**Task description:** Answer with a single number: the count of lines that include the string "income".

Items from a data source
####################

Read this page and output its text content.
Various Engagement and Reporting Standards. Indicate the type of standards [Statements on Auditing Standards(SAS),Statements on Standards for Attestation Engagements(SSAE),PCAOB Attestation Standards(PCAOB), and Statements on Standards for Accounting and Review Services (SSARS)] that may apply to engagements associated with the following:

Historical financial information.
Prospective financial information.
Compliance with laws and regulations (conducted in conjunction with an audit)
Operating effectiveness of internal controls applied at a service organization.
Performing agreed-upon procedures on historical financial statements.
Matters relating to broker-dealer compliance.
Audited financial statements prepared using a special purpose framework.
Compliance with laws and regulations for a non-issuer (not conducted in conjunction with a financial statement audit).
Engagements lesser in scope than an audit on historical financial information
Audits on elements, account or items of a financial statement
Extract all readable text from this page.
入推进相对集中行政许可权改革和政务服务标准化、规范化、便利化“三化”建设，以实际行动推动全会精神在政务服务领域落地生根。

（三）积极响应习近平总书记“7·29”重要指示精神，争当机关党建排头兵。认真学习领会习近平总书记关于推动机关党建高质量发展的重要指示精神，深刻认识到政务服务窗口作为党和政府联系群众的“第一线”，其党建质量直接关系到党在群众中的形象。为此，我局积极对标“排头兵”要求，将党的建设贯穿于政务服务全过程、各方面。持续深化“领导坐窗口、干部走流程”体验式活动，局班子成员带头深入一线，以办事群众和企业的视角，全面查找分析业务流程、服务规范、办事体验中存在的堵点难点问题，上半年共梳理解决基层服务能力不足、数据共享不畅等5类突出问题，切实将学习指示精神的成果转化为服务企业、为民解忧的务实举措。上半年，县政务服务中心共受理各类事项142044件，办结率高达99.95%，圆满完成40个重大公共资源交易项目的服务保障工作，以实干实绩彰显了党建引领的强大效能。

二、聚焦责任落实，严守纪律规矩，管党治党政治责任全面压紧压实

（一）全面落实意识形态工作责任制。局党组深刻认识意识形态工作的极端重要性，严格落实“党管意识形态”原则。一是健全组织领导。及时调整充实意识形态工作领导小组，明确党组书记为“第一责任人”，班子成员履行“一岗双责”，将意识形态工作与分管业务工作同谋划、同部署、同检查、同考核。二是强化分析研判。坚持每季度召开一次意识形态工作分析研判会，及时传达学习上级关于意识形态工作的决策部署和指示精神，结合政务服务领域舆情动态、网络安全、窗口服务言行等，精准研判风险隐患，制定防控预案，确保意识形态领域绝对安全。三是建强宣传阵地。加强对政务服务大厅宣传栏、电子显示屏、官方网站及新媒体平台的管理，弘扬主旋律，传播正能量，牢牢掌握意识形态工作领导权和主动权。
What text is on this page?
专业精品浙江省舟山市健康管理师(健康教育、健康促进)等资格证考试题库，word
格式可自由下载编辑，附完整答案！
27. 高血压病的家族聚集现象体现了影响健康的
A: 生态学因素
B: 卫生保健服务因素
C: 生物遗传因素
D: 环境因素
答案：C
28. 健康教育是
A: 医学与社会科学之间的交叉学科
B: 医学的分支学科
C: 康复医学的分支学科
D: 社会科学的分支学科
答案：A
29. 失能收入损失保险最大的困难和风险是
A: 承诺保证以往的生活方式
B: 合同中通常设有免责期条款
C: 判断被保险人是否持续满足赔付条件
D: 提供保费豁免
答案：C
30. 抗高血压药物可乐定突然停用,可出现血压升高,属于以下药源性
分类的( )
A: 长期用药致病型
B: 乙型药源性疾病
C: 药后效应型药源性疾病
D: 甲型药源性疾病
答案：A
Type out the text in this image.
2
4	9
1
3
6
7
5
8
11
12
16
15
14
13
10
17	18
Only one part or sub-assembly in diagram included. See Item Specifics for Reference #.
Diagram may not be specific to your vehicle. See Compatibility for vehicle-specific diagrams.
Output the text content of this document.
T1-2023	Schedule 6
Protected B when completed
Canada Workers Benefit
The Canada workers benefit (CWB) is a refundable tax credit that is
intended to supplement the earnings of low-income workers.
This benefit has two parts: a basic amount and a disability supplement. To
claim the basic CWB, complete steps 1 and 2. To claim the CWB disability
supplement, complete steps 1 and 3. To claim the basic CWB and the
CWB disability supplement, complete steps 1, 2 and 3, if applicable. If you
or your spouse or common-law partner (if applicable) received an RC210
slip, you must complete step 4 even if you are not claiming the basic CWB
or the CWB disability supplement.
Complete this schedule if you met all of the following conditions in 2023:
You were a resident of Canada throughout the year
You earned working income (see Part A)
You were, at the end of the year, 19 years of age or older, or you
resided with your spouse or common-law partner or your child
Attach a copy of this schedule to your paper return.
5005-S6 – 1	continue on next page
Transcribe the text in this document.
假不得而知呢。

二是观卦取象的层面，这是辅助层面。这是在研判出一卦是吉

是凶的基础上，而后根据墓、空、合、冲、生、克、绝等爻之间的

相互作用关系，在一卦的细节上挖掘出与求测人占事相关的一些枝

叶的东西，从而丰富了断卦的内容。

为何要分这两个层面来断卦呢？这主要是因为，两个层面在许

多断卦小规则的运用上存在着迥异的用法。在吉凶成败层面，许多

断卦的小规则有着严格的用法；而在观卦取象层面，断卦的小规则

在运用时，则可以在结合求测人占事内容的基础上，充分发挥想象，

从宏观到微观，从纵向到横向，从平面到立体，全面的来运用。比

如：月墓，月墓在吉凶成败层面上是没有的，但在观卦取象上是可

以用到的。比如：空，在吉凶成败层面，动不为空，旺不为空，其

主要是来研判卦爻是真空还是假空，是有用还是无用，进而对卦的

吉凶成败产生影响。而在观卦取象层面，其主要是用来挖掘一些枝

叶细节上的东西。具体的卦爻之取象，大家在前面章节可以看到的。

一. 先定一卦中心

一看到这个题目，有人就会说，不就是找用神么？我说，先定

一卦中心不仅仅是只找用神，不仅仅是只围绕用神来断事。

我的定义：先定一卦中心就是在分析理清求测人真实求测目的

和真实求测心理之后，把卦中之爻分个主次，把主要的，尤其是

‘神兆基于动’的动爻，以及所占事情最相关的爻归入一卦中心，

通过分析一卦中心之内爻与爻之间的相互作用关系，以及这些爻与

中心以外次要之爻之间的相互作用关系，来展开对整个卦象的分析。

####################

**Problem solution:** 2